Given exercise:
Tell how many lines in these records contain the string "equipo", with only the number as the reply.

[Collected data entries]
# # # #
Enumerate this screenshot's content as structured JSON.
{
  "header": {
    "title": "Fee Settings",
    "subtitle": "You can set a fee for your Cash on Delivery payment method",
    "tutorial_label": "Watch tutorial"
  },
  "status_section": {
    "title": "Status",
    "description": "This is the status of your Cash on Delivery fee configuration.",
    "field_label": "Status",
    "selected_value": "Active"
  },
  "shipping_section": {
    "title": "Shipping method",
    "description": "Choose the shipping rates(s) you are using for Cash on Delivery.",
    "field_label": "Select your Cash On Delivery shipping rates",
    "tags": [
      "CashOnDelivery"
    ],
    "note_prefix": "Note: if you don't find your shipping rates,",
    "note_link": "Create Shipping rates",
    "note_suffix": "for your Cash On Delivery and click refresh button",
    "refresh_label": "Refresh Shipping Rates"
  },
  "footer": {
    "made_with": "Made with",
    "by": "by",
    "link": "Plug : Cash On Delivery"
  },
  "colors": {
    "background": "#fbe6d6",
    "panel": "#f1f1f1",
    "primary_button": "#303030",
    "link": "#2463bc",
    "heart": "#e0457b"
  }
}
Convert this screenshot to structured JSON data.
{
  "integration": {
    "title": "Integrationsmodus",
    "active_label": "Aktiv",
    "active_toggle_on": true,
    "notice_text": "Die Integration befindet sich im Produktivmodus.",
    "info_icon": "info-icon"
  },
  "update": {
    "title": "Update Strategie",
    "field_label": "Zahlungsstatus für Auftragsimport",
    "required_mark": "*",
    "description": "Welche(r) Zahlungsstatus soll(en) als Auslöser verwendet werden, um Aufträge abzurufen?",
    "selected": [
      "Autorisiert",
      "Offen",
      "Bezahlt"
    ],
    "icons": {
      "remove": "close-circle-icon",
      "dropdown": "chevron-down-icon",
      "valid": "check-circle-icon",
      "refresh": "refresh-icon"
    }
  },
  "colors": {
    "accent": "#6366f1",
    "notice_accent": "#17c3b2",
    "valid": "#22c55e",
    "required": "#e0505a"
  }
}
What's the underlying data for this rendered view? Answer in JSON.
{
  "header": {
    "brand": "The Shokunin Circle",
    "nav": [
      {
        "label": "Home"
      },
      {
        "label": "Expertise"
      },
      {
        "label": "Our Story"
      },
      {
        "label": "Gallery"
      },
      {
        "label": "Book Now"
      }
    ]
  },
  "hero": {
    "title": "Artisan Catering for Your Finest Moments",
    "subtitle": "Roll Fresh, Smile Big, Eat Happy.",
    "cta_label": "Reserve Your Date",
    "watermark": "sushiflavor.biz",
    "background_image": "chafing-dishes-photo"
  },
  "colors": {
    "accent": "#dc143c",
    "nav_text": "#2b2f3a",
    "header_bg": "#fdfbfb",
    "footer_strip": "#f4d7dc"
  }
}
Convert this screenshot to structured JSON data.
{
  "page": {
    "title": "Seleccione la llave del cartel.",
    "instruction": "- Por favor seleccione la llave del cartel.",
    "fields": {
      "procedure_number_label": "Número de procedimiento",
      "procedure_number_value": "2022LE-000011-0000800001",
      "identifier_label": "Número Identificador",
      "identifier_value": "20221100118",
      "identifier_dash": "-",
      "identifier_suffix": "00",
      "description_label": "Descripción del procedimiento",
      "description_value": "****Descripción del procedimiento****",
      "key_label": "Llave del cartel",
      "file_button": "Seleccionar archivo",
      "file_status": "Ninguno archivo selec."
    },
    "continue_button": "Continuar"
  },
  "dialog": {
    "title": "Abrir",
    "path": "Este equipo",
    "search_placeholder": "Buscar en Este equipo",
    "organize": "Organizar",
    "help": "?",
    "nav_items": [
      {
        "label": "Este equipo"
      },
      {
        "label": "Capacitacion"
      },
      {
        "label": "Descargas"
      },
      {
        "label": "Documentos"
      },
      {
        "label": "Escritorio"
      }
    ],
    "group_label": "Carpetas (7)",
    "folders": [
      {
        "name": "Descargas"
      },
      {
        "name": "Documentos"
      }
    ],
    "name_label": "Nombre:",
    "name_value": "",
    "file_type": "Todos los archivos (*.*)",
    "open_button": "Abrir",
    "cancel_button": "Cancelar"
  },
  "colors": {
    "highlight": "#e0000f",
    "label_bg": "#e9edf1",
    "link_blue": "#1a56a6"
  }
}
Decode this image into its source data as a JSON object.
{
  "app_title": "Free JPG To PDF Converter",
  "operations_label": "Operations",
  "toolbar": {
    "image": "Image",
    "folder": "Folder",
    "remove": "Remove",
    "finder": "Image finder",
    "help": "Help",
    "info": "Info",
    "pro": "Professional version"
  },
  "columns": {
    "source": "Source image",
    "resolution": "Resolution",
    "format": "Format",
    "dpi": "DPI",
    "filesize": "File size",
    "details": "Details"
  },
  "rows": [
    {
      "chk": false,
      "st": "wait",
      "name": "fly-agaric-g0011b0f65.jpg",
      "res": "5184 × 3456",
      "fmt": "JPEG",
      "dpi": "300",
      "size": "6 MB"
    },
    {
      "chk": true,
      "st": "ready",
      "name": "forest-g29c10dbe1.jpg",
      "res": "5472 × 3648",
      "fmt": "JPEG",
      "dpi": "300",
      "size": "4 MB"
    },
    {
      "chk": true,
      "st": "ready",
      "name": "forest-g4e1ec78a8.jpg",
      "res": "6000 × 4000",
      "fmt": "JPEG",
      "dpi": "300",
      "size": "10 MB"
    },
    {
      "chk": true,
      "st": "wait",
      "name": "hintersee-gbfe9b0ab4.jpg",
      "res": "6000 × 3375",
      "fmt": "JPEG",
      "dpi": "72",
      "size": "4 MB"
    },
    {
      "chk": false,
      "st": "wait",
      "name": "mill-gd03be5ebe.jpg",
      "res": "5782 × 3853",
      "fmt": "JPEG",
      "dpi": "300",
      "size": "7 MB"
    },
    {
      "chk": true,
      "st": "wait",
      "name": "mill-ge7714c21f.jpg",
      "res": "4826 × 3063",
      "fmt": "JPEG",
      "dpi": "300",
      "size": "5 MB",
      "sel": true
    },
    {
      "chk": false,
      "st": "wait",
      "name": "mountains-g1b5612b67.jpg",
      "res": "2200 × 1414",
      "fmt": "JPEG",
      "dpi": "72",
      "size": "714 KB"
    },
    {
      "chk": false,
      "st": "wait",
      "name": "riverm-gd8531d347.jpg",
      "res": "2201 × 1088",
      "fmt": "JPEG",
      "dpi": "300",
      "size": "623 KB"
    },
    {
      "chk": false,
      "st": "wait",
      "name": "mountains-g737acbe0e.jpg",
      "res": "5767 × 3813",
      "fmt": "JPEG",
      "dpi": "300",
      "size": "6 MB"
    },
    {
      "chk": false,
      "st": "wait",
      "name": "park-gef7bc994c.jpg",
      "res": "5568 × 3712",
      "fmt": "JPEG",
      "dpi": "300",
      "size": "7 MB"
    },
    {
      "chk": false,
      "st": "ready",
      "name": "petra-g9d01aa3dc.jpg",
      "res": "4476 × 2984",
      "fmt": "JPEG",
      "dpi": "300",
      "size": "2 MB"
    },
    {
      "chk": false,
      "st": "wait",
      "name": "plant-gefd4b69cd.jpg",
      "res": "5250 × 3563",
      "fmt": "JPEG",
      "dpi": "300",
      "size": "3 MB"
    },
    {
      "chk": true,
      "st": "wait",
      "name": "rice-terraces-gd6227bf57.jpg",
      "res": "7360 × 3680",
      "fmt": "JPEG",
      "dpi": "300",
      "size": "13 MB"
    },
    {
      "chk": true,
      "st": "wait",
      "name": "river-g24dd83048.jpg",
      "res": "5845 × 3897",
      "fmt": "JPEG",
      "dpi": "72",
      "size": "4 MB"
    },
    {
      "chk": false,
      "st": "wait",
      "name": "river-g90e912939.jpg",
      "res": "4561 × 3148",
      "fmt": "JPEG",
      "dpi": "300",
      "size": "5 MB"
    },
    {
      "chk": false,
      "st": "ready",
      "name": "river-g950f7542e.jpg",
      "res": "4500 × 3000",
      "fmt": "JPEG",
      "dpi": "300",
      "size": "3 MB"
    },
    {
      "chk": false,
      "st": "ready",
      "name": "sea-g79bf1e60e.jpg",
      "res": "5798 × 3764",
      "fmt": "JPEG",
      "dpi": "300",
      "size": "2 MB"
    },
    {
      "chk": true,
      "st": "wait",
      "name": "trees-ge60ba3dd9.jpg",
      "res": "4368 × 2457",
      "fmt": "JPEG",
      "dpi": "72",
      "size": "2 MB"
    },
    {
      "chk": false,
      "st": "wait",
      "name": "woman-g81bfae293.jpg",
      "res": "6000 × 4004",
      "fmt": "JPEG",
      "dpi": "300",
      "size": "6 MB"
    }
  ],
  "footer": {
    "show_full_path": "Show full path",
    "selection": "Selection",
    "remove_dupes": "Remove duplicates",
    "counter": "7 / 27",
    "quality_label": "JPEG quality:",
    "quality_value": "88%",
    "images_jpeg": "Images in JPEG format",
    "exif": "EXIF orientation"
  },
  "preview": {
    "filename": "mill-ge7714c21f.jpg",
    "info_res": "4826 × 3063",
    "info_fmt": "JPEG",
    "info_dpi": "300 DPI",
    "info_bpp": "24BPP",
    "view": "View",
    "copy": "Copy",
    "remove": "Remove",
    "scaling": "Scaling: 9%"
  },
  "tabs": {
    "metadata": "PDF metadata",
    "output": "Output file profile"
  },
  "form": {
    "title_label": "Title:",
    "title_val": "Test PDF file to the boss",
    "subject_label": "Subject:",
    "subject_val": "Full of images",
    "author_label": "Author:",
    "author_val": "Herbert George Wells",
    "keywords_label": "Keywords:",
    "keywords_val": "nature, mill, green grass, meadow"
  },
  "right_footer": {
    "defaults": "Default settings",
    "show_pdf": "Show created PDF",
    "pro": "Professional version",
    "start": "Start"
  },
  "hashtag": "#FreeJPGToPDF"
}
# # # #
Solution to this task:
3